§ THE EXERCISE
Please output the lines shown below exactly as they appear.

Saved entries:
···
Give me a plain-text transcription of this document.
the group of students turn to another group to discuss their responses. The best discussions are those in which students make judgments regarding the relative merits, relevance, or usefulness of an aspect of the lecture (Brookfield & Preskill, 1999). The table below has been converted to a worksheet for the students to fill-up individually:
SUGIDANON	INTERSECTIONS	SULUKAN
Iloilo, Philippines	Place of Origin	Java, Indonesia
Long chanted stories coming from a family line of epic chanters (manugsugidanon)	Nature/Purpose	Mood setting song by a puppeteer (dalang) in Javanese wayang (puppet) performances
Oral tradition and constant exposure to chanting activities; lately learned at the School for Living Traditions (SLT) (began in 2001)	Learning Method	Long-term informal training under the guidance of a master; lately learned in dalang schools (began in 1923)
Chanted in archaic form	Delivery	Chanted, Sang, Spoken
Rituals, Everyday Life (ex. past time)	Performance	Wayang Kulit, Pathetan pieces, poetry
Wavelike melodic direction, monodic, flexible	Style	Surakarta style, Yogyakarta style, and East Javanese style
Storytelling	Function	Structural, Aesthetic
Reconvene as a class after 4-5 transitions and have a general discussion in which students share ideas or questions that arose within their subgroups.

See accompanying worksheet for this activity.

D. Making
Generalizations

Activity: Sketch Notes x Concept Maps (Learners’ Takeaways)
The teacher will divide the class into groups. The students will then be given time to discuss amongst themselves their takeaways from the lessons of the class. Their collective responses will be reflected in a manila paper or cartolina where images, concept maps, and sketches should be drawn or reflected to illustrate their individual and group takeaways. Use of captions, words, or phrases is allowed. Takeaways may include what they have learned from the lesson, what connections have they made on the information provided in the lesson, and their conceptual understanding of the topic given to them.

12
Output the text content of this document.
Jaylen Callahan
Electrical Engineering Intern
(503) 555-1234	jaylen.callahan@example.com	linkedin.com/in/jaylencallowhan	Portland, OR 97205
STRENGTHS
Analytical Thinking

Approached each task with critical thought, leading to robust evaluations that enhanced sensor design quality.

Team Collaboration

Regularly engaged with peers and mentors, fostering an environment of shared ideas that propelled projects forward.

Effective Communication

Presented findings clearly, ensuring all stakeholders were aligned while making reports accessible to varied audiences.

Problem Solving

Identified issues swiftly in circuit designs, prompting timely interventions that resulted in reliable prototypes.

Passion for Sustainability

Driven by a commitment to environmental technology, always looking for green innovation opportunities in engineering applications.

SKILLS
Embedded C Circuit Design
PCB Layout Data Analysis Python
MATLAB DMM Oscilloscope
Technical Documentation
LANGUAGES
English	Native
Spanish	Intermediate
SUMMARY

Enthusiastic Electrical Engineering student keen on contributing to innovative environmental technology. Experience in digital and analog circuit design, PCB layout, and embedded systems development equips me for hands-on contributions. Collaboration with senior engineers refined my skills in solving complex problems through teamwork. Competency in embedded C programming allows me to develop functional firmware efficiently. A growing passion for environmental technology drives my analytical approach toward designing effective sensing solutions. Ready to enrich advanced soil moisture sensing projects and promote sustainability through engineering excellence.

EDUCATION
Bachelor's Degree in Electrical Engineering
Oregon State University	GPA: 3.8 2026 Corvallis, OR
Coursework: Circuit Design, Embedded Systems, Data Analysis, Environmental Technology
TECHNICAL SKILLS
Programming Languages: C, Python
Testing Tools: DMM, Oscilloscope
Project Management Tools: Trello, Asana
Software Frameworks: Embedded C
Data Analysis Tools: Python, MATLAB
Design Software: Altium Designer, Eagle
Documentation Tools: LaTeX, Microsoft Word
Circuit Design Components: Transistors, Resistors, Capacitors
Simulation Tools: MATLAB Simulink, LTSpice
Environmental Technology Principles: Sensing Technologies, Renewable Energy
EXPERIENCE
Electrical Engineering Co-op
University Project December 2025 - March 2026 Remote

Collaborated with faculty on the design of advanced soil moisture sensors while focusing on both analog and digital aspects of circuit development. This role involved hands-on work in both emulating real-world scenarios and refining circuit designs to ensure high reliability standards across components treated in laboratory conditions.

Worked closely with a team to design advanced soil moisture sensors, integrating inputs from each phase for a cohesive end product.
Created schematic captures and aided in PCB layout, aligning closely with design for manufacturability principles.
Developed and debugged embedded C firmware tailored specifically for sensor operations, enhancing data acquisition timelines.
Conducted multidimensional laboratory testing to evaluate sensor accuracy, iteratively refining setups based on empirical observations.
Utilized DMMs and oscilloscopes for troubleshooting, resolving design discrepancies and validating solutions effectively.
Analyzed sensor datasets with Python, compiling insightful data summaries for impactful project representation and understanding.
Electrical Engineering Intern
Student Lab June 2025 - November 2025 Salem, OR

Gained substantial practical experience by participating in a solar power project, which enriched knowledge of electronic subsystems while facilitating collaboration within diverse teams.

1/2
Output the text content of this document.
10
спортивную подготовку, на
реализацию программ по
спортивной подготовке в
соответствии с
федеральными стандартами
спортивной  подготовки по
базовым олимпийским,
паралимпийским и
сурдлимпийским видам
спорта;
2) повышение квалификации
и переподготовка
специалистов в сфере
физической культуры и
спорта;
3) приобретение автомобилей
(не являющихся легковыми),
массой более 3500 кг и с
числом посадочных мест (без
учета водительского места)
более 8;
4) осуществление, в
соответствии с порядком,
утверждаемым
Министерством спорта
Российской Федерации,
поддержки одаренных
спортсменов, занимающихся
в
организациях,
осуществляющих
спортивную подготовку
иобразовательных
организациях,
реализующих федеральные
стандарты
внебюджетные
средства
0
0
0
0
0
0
···
§ ANSWER TO THIS PROBLEM
Give me a plain-text transcription of this document.
the group of students turn to another group to discuss their responses. The best discussions are those in which students make judgments regarding the relative merits, relevance, or usefulness of an aspect of the lecture (Brookfield & Preskill, 1999). The table below has been converted to a worksheet for the students to fill-up individually:
SUGIDANON	INTERSECTIONS	SULUKAN
Iloilo, Philippines	Place of Origin	Java, Indonesia
Long chanted stories coming from a family line of epic chanters (manugsugidanon)	Nature/Purpose	Mood setting song by a puppeteer (dalang) in Javanese wayang (puppet) performances
Oral tradition and constant exposure to chanting activities; lately learned at the School for Living Traditions (SLT) (began in 2001)	Learning Method	Long-term informal training under the guidance of a master; lately learned in dalang schools (began in 1923)
Chanted in archaic form	Delivery	Chanted, Sang, Spoken
Rituals, Everyday Life (ex. past time)	Performance	Wayang Kulit, Pathetan pieces, poetry
Wavelike melodic direction, monodic, flexible	Style	Surakarta style, Yogyakarta style, and East Javanese style
Storytelling	Function	Structural, Aesthetic
Reconvene as a class after 4-5 transitions and have a general discussion in which students share ideas or questions that arose within their subgroups.

See accompanying worksheet for this activity.

D. Making
Generalizations

Activity: Sketch Notes x Concept Maps (Learners’ Takeaways)
The teacher will divide the class into groups. The students will then be given time to discuss amongst themselves their takeaways from the lessons of the class. Their collective responses will be reflected in a manila paper or cartolina where images, concept maps, and sketches should be drawn or reflected to illustrate their individual and group takeaways. Use of captions, words, or phrases is allowed. Takeaways may include what they have learned from the lesson, what connections have they made on the information provided in the lesson, and their conceptual understanding of the topic given to them.

12
Output the text content of this document.
Jaylen Callahan
Electrical Engineering Intern
(503) 555-1234	jaylen.callahan@example.com	linkedin.com/in/jaylencallowhan	Portland, OR 97205
STRENGTHS
Analytical Thinking

Approached each task with critical thought, leading to robust evaluations that enhanced sensor design quality.

Team Collaboration

Regularly engaged with peers and mentors, fostering an environment of shared ideas that propelled projects forward.

Effective Communication

Presented findings clearly, ensuring all stakeholders were aligned while making reports accessible to varied audiences.

Problem Solving

Identified issues swiftly in circuit designs, prompting timely interventions that resulted in reliable prototypes.

Passion for Sustainability

Driven by a commitment to environmental technology, always looking for green innovation opportunities in engineering applications.

SKILLS
Embedded C Circuit Design
PCB Layout Data Analysis Python
MATLAB DMM Oscilloscope
Technical Documentation
LANGUAGES
English	Native
Spanish	Intermediate
SUMMARY

Enthusiastic Electrical Engineering student keen on contributing to innovative environmental technology. Experience in digital and analog circuit design, PCB layout, and embedded systems development equips me for hands-on contributions. Collaboration with senior engineers refined my skills in solving complex problems through teamwork. Competency in embedded C programming allows me to develop functional firmware efficiently. A growing passion for environmental technology drives my analytical approach toward designing effective sensing solutions. Ready to enrich advanced soil moisture sensing projects and promote sustainability through engineering excellence.

EDUCATION
Bachelor's Degree in Electrical Engineering
Oregon State University	GPA: 3.8 2026 Corvallis, OR
Coursework: Circuit Design, Embedded Systems, Data Analysis, Environmental Technology
TECHNICAL SKILLS
Programming Languages: C, Python
Testing Tools: DMM, Oscilloscope
Project Management Tools: Trello, Asana
Software Frameworks: Embedded C
Data Analysis Tools: Python, MATLAB
Design Software: Altium Designer, Eagle
Documentation Tools: LaTeX, Microsoft Word
Circuit Design Components: Transistors, Resistors, Capacitors
Simulation Tools: MATLAB Simulink, LTSpice
Environmental Technology Principles: Sensing Technologies, Renewable Energy
EXPERIENCE
Electrical Engineering Co-op
University Project December 2025 - March 2026 Remote

Collaborated with faculty on the design of advanced soil moisture sensors while focusing on both analog and digital aspects of circuit development. This role involved hands-on work in both emulating real-world scenarios and refining circuit designs to ensure high reliability standards across components treated in laboratory conditions.

Worked closely with a team to design advanced soil moisture sensors, integrating inputs from each phase for a cohesive end product.
Created schematic captures and aided in PCB layout, aligning closely with design for manufacturability principles.
Developed and debugged embedded C firmware tailored specifically for sensor operations, enhancing data acquisition timelines.
Conducted multidimensional laboratory testing to evaluate sensor accuracy, iteratively refining setups based on empirical observations.
Utilized DMMs and oscilloscopes for troubleshooting, resolving design discrepancies and validating solutions effectively.
Analyzed sensor datasets with Python, compiling insightful data summaries for impactful project representation and understanding.
Electrical Engineering Intern
Student Lab June 2025 - November 2025 Salem, OR

Gained substantial practical experience by participating in a solar power project, which enriched knowledge of electronic subsystems while facilitating collaboration within diverse teams.

1/2
Output the text content of this document.
10
спортивную подготовку, на
реализацию программ по
спортивной подготовке в
соответствии с
федеральными стандартами
спортивной  подготовки по
базовым олимпийским,
паралимпийским и
сурдлимпийским видам
спорта;
2) повышение квалификации
и переподготовка
специалистов в сфере
физической культуры и
спорта;
3) приобретение автомобилей
(не являющихся легковыми),
массой более 3500 кг и с
числом посадочных мест (без
учета водительского места)
более 8;
4) осуществление, в
соответствии с порядком,
утверждаемым
Министерством спорта
Российской Федерации,
поддержки одаренных
спортсменов, занимающихся
в
организациях,
осуществляющих
спортивную подготовку
иобразовательных
организациях,
реализующих федеральные
стандарты
внебюджетные
средства
0
0
0
0
0
0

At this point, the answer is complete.